Write the data below out exactly as it stands. Do not include the pictures.

Source records:
○ ○ ○ ○

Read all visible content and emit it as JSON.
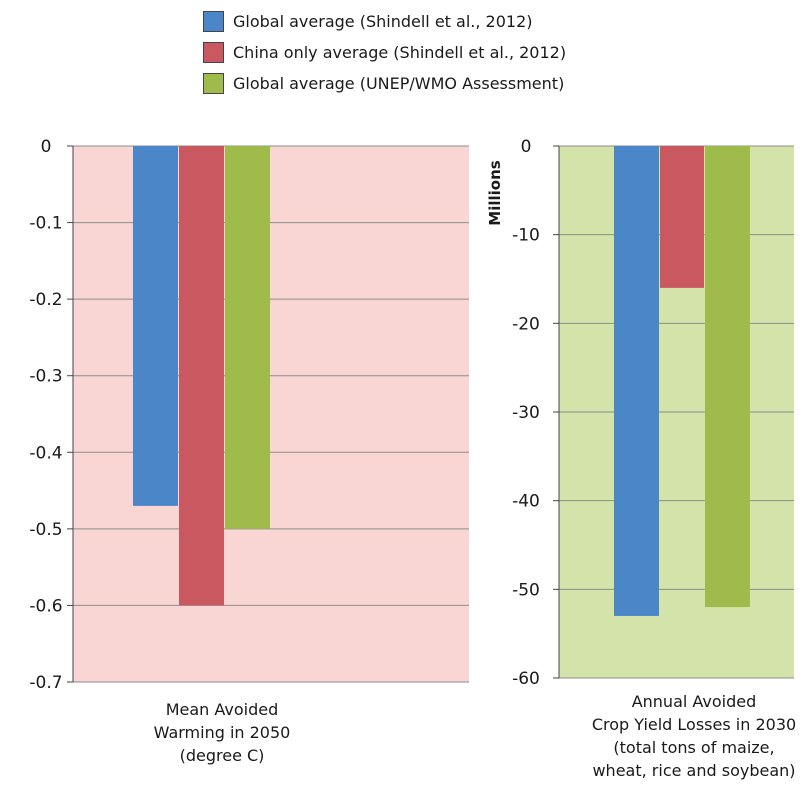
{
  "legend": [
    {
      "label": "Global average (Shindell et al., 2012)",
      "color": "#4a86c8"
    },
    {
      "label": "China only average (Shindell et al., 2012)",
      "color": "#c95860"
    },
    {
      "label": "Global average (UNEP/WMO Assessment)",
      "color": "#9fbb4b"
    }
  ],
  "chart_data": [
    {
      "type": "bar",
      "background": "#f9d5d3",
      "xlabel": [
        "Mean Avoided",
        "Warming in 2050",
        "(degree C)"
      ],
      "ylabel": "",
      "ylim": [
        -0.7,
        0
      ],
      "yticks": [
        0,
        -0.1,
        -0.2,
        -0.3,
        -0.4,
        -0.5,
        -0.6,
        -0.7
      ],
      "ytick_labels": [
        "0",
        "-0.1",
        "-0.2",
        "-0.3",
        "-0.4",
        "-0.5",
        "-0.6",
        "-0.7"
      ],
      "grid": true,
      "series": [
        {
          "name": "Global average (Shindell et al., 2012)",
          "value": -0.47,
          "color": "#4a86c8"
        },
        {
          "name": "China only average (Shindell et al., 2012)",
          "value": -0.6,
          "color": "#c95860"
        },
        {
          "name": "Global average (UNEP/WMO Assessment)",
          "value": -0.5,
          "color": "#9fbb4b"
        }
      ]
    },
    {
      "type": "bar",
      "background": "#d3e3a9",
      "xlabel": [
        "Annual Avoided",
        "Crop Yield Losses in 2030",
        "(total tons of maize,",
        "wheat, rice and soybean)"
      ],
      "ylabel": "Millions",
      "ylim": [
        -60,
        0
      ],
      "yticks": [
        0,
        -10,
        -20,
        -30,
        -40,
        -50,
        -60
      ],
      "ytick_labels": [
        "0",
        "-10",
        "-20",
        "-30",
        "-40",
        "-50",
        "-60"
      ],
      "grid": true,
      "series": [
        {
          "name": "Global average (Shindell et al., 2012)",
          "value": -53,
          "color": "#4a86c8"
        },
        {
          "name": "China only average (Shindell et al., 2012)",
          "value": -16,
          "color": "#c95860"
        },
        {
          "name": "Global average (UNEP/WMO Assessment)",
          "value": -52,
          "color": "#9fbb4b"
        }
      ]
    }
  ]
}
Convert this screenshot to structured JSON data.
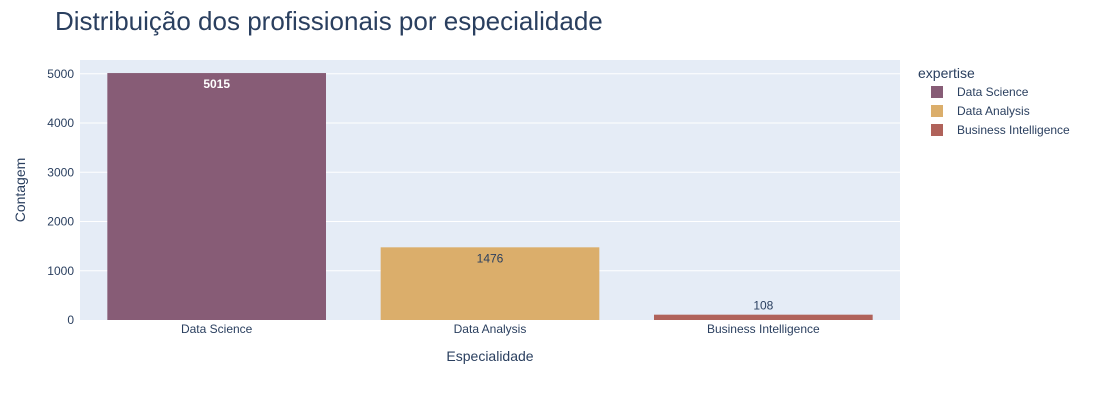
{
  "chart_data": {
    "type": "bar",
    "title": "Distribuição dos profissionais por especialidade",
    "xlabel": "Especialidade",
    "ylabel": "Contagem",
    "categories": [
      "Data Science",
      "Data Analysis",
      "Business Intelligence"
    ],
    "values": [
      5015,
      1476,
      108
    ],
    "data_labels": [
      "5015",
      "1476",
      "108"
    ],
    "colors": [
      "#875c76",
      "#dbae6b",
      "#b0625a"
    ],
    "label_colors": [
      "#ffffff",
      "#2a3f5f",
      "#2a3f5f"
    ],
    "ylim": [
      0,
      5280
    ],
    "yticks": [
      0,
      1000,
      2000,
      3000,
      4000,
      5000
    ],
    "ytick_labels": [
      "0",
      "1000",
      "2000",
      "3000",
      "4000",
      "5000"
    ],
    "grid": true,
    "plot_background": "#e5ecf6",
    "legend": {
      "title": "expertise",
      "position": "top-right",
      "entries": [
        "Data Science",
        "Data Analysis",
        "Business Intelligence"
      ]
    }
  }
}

○ ○ ○ ○

Correct output:
Read all visible content and emit it as JSON.
{
  "legend": [
    {
      "label": "Global average (Shindell et al., 2012)",
      "color": "#4a86c8"
    },
    {
      "label": "China only average (Shindell et al., 2012)",
      "color": "#c95860"
    },
    {
      "label": "Global average (UNEP/WMO Assessment)",
      "color": "#9fbb4b"
    }
  ],
  "chart_data": [
    {
      "type": "bar",
      "background": "#f9d5d3",
      "xlabel": [
        "Mean Avoided",
        "Warming in 2050",
        "(degree C)"
      ],
      "ylabel": "",
      "ylim": [
        -0.7,
        0
      ],
      "yticks": [
        0,
        -0.1,
        -0.2,
        -0.3,
        -0.4,
        -0.5,
        -0.6,
        -0.7
      ],
      "ytick_labels": [
        "0",
        "-0.1",
        "-0.2",
        "-0.3",
        "-0.4",
        "-0.5",
        "-0.6",
        "-0.7"
      ],
      "grid": true,
      "series": [
        {
          "name": "Global average (Shindell et al., 2012)",
          "value": -0.47,
          "color": "#4a86c8"
        },
        {
          "name": "China only average (Shindell et al., 2012)",
          "value": -0.6,
          "color": "#c95860"
        },
        {
          "name": "Global average (UNEP/WMO Assessment)",
          "value": -0.5,
          "color": "#9fbb4b"
        }
      ]
    },
    {
      "type": "bar",
      "background": "#d3e3a9",
      "xlabel": [
        "Annual Avoided",
        "Crop Yield Losses in 2030",
        "(total tons of maize,",
        "wheat, rice and soybean)"
      ],
      "ylabel": "Millions",
      "ylim": [
        -60,
        0
      ],
      "yticks": [
        0,
        -10,
        -20,
        -30,
        -40,
        -50,
        -60
      ],
      "ytick_labels": [
        "0",
        "-10",
        "-20",
        "-30",
        "-40",
        "-50",
        "-60"
      ],
      "grid": true,
      "series": [
        {
          "name": "Global average (Shindell et al., 2012)",
          "value": -53,
          "color": "#4a86c8"
        },
        {
          "name": "China only average (Shindell et al., 2012)",
          "value": -16,
          "color": "#c95860"
        },
        {
          "name": "Global average (UNEP/WMO Assessment)",
          "value": -52,
          "color": "#9fbb4b"
        }
      ]
    }
  ]
}
Convert this screenshot to structured JSON data.
{
  "chart_data": {
    "type": "bar",
    "title": "Distribuição dos profissionais por especialidade",
    "xlabel": "Especialidade",
    "ylabel": "Contagem",
    "categories": [
      "Data Science",
      "Data Analysis",
      "Business Intelligence"
    ],
    "values": [
      5015,
      1476,
      108
    ],
    "data_labels": [
      "5015",
      "1476",
      "108"
    ],
    "colors": [
      "#875c76",
      "#dbae6b",
      "#b0625a"
    ],
    "label_colors": [
      "#ffffff",
      "#2a3f5f",
      "#2a3f5f"
    ],
    "ylim": [
      0,
      5280
    ],
    "yticks": [
      0,
      1000,
      2000,
      3000,
      4000,
      5000
    ],
    "ytick_labels": [
      "0",
      "1000",
      "2000",
      "3000",
      "4000",
      "5000"
    ],
    "grid": true,
    "plot_background": "#e5ecf6",
    "legend": {
      "title": "expertise",
      "position": "top-right",
      "entries": [
        "Data Science",
        "Data Analysis",
        "Business Intelligence"
      ]
    }
  }
}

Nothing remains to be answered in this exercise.